## [TASK DATA]
##########
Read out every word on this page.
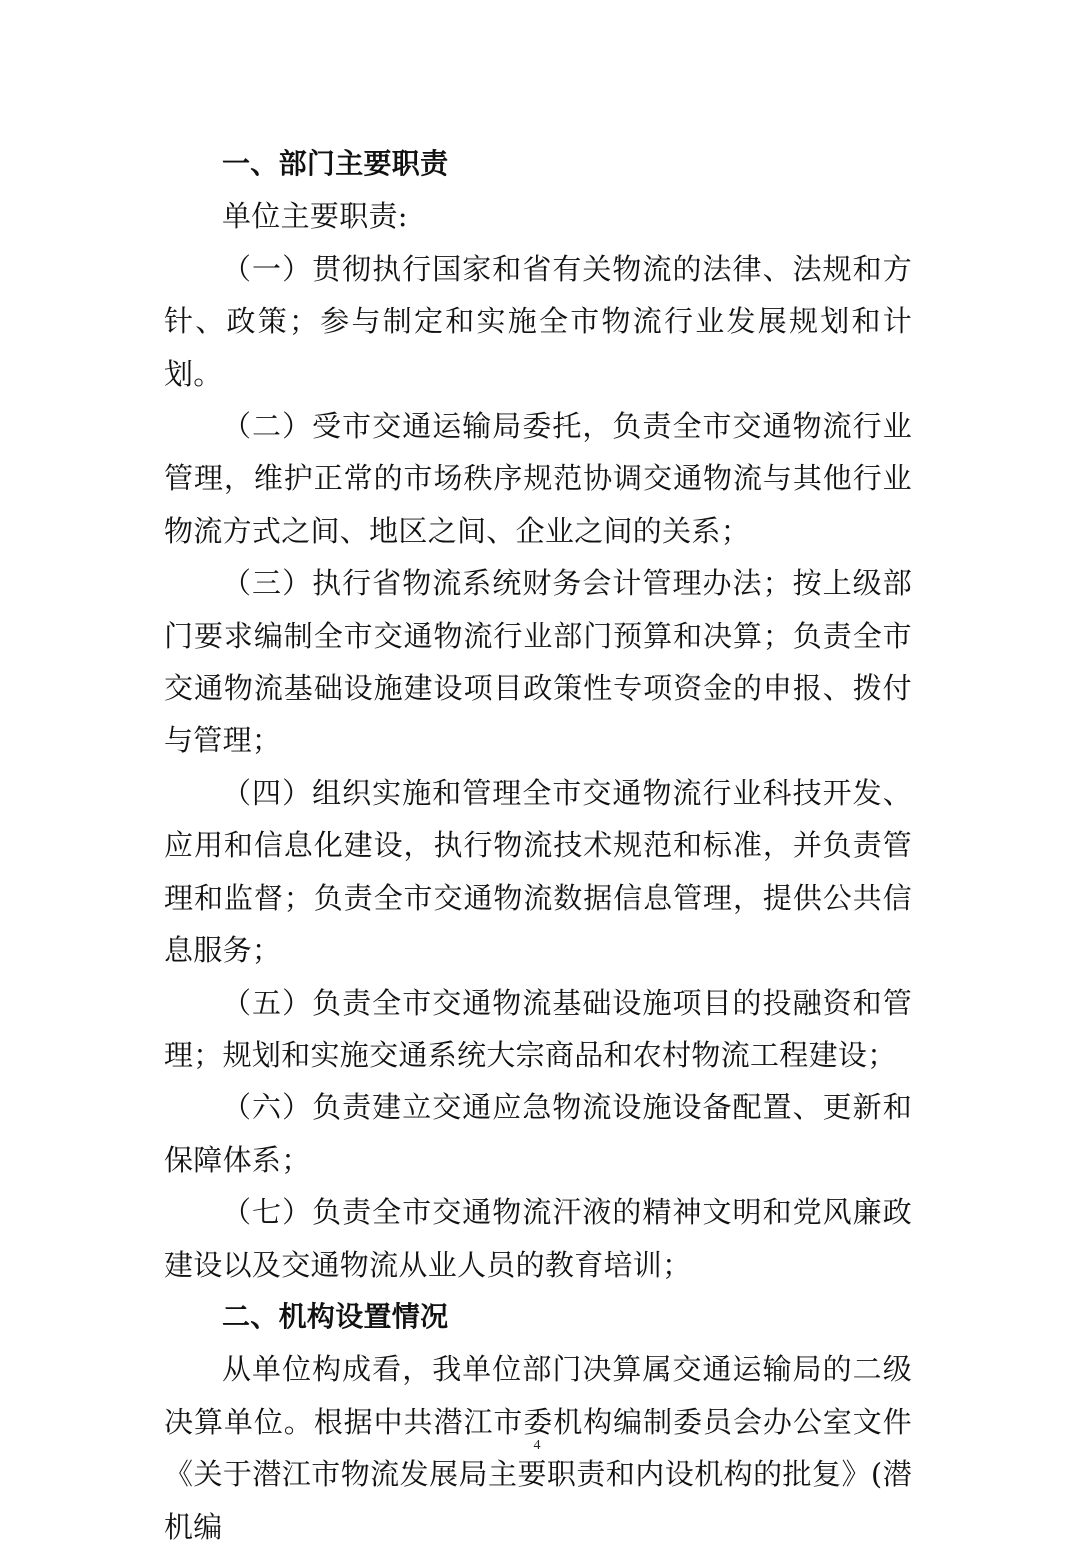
一、部门主要职责

单位主要职责:

（一）贯彻执行国家和省有关物流的法律、法规和方针、政策；参与制定和实施全市物流行业发展规划和计划。

（二）受市交通运输局委托，负责全市交通物流行业管理，维护正常的市场秩序规范协调交通物流与其他行业物流方式之间、地区之间、企业之间的关系；

（三）执行省物流系统财务会计管理办法；按上级部门要求编制全市交通物流行业部门预算和决算；负责全市交通物流基础设施建设项目政策性专项资金的申报、拨付与管理；

（四）组织实施和管理全市交通物流行业科技开发、应用和信息化建设，执行物流技术规范和标准，并负责管理和监督；负责全市交通物流数据信息管理，提供公共信息服务；

（五）负责全市交通物流基础设施项目的投融资和管理；规划和实施交通系统大宗商品和农村物流工程建设；

（六）负责建立交通应急物流设施设备配置、更新和保障体系；

（七）负责全市交通物流汗液的精神文明和党风廉政建设以及交通物流从业人员的教育培训；

二、机构设置情况

从单位构成看，我单位部门决算属交通运输局的二级决算单位。根据中共潜江市委机构编制委员会办公室文件《关于潜江市物流发展局主要职责和内设机构的批复》(潜机编

4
##########
Pictures stay out of the copy; please restate every record above exactly.

Read out every word on this page.
一、部门主要职责

单位主要职责:

（一）贯彻执行国家和省有关物流的法律、法规和方针、政策；参与制定和实施全市物流行业发展规划和计划。

（二）受市交通运输局委托，负责全市交通物流行业管理，维护正常的市场秩序规范协调交通物流与其他行业物流方式之间、地区之间、企业之间的关系；

（三）执行省物流系统财务会计管理办法；按上级部门要求编制全市交通物流行业部门预算和决算；负责全市交通物流基础设施建设项目政策性专项资金的申报、拨付与管理；

（四）组织实施和管理全市交通物流行业科技开发、应用和信息化建设，执行物流技术规范和标准，并负责管理和监督；负责全市交通物流数据信息管理，提供公共信息服务；

（五）负责全市交通物流基础设施项目的投融资和管理；规划和实施交通系统大宗商品和农村物流工程建设；

（六）负责建立交通应急物流设施设备配置、更新和保障体系；

（七）负责全市交通物流汗液的精神文明和党风廉政建设以及交通物流从业人员的教育培训；

二、机构设置情况

从单位构成看，我单位部门决算属交通运输局的二级决算单位。根据中共潜江市委机构编制委员会办公室文件《关于潜江市物流发展局主要职责和内设机构的批复》(潜机编

4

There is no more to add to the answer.